Dataset entries:

───

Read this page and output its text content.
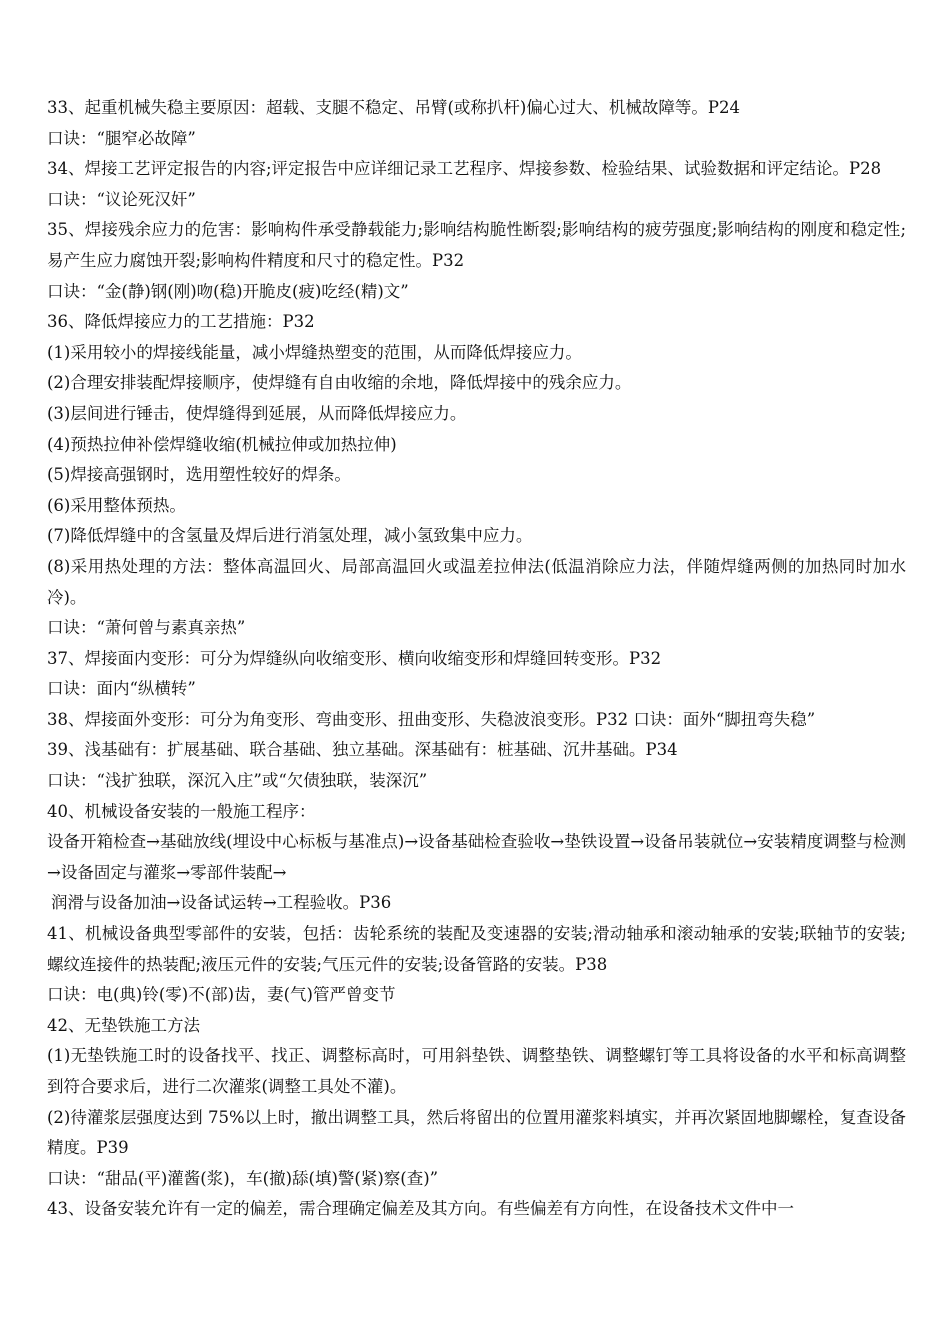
33、起重机械失稳主要原因：超载、支腿不稳定、吊臂(或称扒杆)偏心过大、机械故障等。P24

口诀：“腿窄必故障”

34、焊接工艺评定报告的内容;评定报告中应详细记录工艺程序、焊接参数、检验结果、试验数据和评定结论。P28

口诀：“议论死汉奸”

35、焊接残余应力的危害：影响构件承受静载能力;影响结构脆性断裂;影响结构的疲劳强度;影响结构的刚度和稳定性;易产生应力腐蚀开裂;影响构件精度和尺寸的稳定性。P32

口诀：“金(静)钢(刚)吻(稳)开脆皮(疲)吃经(精)文”

36、降低焊接应力的工艺措施：P32

(1)采用较小的焊接线能量，减小焊缝热塑变的范围，从而降低焊接应力。

(2)合理安排装配焊接顺序，使焊缝有自由收缩的余地，降低焊接中的残余应力。

(3)层间进行锤击，使焊缝得到延展，从而降低焊接应力。

(4)预热拉伸补偿焊缝收缩(机械拉伸或加热拉伸)

(5)焊接高强钢时，选用塑性较好的焊条。

(6)采用整体预热。

(7)降低焊缝中的含氢量及焊后进行消氢处理，减小氢致集中应力。

(8)采用热处理的方法：整体高温回火、局部高温回火或温差拉伸法(低温消除应力法，伴随焊缝两侧的加热同时加水冷)。

口诀：“萧何曾与素真亲热”

37、焊接面内变形：可分为焊缝纵向收缩变形、横向收缩变形和焊缝回转变形。P32

口诀：面内“纵横转”

38、焊接面外变形：可分为角变形、弯曲变形、扭曲变形、失稳波浪变形。P32 口诀：面外“脚扭弯失稳”

39、浅基础有：扩展基础、联合基础、独立基础。深基础有：桩基础、沉井基础。P34

口诀：“浅扩独联，深沉入庄”或“欠债独联，装深沉”

40、机械设备安装的一般施工程序：

设备开箱检查→基础放线(埋设中心标板与基准点)→设备基础检查验收→垫铁设置→设备吊装就位→安装精度调整与检测→设备固定与灌浆→零部件装配→

润滑与设备加油→设备试运转→工程验收。P36

41、机械设备典型零部件的安装，包括：齿轮系统的装配及变速器的安装;滑动轴承和滚动轴承的安装;联轴节的安装;螺纹连接件的热装配;液压元件的安装;气压元件的安装;设备管路的安装。P38

口诀：电(典)铃(零)不(部)齿，妻(气)管严曾变节

42、无垫铁施工方法

(1)无垫铁施工时的设备找平、找正、调整标高时，可用斜垫铁、调整垫铁、调整螺钉等工具将设备的水平和标高调整到符合要求后，进行二次灌浆(调整工具处不灌)。

(2)待灌浆层强度达到 75%以上时，撤出调整工具，然后将留出的位置用灌浆料填实，并再次紧固地脚螺栓，复查设备精度。P39

口诀：“甜品(平)灌酱(浆)，车(撤)舔(填)警(紧)察(查)”

43、设备安装允许有一定的偏差，需合理确定偏差及其方向。有些偏差有方向性，在设备技术文件中一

───

In the entries above, find each line with the word "从而降低焊接应力" and show it.

(1)采用较小的焊接线能量，减小焊缝热塑变的范围，从而降低焊接应力。
(3)层间进行锤击，使焊缝得到延展，从而降低焊接应力。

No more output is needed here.